SHORT PROBLEM:
Each line of the data that includes the string "management" is to be copied out.

[Data extracted from a collection]

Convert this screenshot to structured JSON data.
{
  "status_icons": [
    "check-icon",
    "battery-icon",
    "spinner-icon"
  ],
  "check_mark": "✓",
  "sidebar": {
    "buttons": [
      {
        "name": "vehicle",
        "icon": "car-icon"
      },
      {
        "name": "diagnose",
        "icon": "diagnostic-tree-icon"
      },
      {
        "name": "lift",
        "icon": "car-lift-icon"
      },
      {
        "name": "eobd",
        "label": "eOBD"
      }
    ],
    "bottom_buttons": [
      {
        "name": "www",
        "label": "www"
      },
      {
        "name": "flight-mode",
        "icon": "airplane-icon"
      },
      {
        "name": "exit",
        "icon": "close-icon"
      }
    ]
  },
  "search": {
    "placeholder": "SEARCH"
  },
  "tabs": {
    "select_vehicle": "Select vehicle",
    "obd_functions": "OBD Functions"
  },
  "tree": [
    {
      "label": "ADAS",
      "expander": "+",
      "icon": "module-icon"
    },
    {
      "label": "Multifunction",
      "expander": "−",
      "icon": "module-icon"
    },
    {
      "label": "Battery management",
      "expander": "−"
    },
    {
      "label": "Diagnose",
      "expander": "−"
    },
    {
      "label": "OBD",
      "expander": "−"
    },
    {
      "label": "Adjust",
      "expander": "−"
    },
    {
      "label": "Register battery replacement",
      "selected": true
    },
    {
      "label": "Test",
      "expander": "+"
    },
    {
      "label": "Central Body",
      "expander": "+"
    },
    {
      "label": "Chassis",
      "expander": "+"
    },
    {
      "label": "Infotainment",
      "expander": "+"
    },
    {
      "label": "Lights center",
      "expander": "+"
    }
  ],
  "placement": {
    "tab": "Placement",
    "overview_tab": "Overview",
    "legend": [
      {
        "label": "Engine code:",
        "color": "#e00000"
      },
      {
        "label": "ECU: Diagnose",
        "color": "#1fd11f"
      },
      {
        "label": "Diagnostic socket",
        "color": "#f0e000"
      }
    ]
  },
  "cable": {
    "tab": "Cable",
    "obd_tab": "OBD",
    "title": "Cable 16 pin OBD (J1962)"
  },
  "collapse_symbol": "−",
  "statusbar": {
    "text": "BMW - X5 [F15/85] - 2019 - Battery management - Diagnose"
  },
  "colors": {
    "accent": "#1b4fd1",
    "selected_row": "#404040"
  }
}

SOLUTION TO THE EXERCISE:
      "label": "Battery management",
    "text": "BMW - X5 [F15/85] - 2019 - Battery management - Diagnose"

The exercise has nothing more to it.